**Exercise details**
Look through the listing for the word "from". Copy each line that has it.

Saved entries
########

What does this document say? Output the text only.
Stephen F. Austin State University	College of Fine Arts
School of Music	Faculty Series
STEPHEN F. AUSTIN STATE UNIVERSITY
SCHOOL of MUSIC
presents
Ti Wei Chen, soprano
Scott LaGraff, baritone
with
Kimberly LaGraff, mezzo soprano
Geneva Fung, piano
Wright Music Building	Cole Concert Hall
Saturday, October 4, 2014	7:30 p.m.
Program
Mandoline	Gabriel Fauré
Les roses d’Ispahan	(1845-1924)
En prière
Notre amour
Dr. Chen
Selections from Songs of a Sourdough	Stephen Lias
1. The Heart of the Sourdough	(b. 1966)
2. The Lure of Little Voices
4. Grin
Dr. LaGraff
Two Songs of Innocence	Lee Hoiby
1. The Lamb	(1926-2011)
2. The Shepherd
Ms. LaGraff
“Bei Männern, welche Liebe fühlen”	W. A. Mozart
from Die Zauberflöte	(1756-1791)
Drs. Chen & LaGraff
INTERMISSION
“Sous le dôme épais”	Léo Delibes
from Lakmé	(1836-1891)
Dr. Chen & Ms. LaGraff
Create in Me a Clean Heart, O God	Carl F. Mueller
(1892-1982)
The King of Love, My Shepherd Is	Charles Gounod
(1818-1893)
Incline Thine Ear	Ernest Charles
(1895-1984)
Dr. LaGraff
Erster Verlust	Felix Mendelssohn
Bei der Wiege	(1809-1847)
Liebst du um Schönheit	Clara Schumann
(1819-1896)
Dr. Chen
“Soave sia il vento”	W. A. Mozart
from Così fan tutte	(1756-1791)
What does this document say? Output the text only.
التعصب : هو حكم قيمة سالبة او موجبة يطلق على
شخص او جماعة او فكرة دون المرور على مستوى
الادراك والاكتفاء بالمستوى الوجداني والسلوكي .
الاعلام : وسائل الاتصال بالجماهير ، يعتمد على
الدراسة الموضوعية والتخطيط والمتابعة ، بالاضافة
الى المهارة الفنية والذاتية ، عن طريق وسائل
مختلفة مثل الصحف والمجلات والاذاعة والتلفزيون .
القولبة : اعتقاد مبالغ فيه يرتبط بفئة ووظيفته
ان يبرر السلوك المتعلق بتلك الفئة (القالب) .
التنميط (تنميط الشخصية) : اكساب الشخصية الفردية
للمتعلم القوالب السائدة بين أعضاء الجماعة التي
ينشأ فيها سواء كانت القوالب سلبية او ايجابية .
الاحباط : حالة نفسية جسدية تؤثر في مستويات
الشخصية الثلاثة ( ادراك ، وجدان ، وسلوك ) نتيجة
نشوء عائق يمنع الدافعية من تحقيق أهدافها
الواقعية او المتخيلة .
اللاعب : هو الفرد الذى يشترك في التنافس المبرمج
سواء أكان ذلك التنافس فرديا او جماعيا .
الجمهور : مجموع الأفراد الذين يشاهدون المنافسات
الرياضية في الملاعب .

########

**Result below**
Selections from Songs of a Sourdough	Stephen Lias
from Die Zauberflöte	(1756-1791)
from Lakmé	(1836-1891)
from Così fan tutte	(1756-1791)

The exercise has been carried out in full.